(Records about charts and figures)
────────────────

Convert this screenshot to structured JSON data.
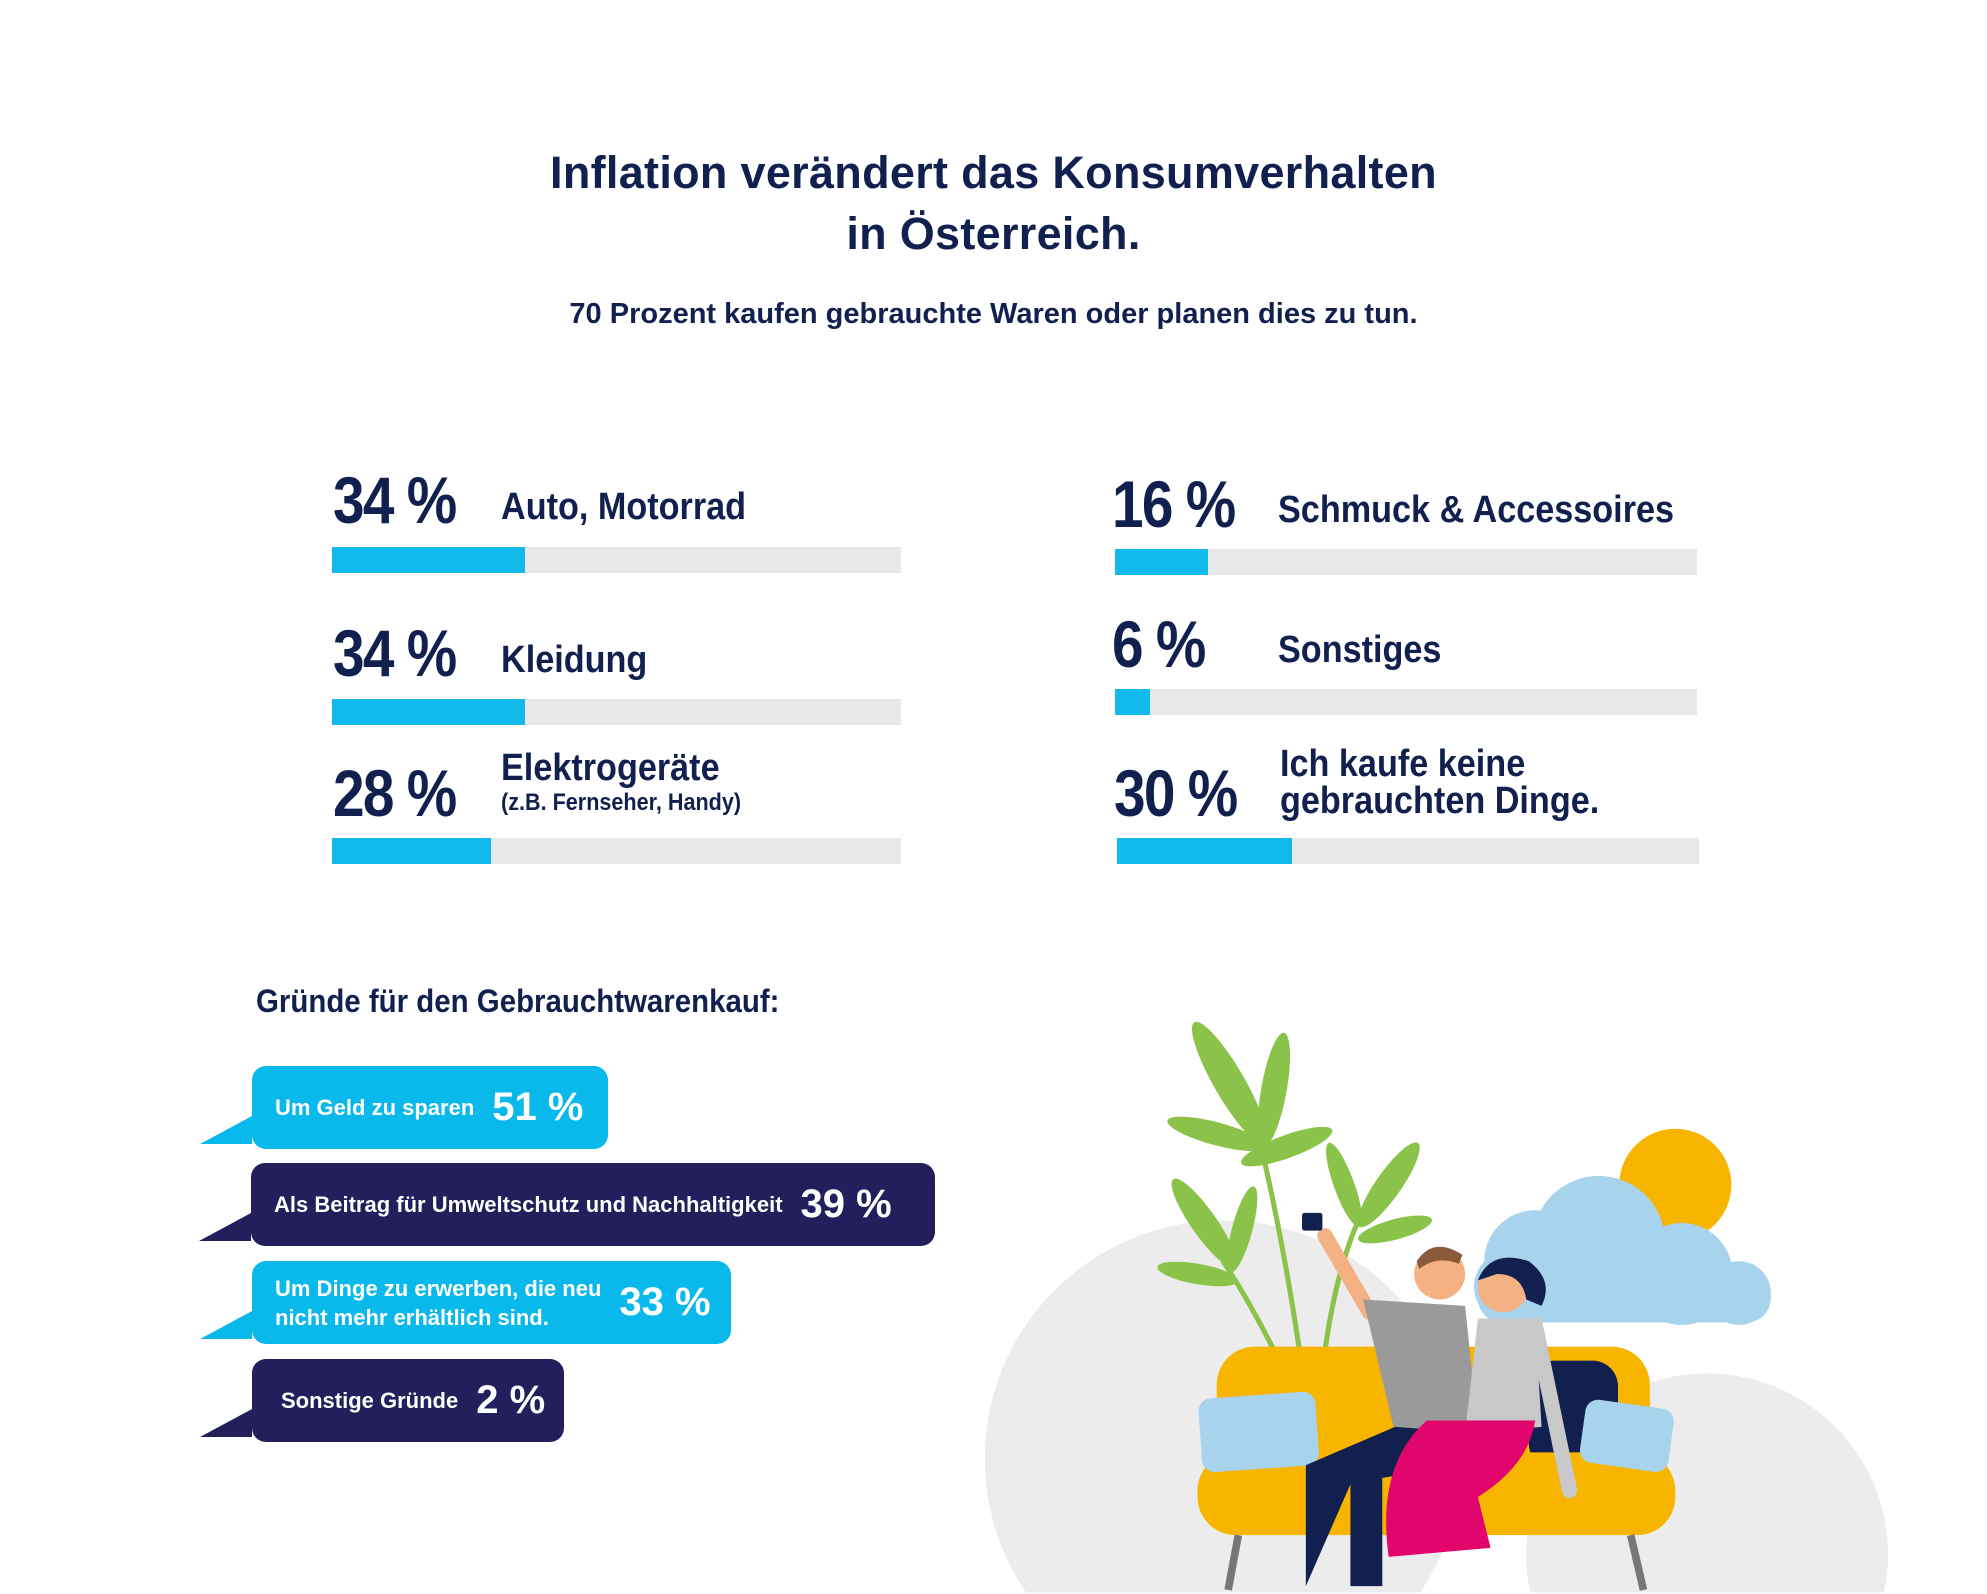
{
  "title": {
    "line1": "Inflation verändert das Konsumverhalten",
    "line2": "in Österreich."
  },
  "subtitle": "70 Prozent kaufen gebrauchte Waren oder planen dies zu tun.",
  "chart_data": [
    {
      "type": "bar",
      "orientation": "horizontal",
      "xlim": [
        0,
        100
      ],
      "categories": [
        "Auto, Motorrad",
        "Kleidung",
        "Elektrogeräte (z.B. Fernseher, Handy)",
        "Schmuck & Accessoires",
        "Sonstiges",
        "Ich kaufe keine gebrauchten Dinge."
      ],
      "values": [
        34,
        34,
        28,
        16,
        6,
        30
      ],
      "items": [
        {
          "pct": "34 %",
          "label": "Auto, Motorrad",
          "value": 34
        },
        {
          "pct": "34 %",
          "label": "Kleidung",
          "value": 34
        },
        {
          "pct": "28 %",
          "label": "Elektrogeräte",
          "sublabel": "(z.B. Fernseher, Handy)",
          "value": 28
        },
        {
          "pct": "16 %",
          "label": "Schmuck & Accessoires",
          "value": 16
        },
        {
          "pct": "6 %",
          "label": "Sonstiges",
          "value": 6
        },
        {
          "pct": "30 %",
          "label_line1": "Ich kaufe keine",
          "label_line2": "gebrauchten Dinge.",
          "value": 30
        }
      ],
      "colors": {
        "fill": "#12baec",
        "track": "#e8e8ea"
      }
    },
    {
      "type": "bar",
      "title": "Gründe für den Gebrauchtwarenkauf:",
      "categories": [
        "Um Geld zu sparen",
        "Als Beitrag für Umweltschutz und Nachhaltigkeit",
        "Um Dinge zu erwerben, die neu nicht mehr erhältlich sind.",
        "Sonstige Gründe"
      ],
      "values": [
        51,
        39,
        33,
        2
      ],
      "items": [
        {
          "label": "Um Geld zu sparen",
          "pct": "51 %",
          "color": "#0ab9ec"
        },
        {
          "label": "Als Beitrag für Umweltschutz und Nachhaltigkeit",
          "pct": "39 %",
          "color": "#221f5c"
        },
        {
          "label_line1": "Um Dinge zu erwerben, die neu",
          "label_line2": "nicht mehr erhältlich sind.",
          "pct": "33 %",
          "color": "#0ab9ec"
        },
        {
          "label": "Sonstige Gründe",
          "pct": "2 %",
          "color": "#221f5c"
        }
      ]
    }
  ]
}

────────────────

What you are asked to do: Go through the records above, find every line with the word "Elektrogeräte", and list those lines.

Result below:
        "Elektrogeräte (z.B. Fernseher, Handy)",
          "label": "Elektrogeräte",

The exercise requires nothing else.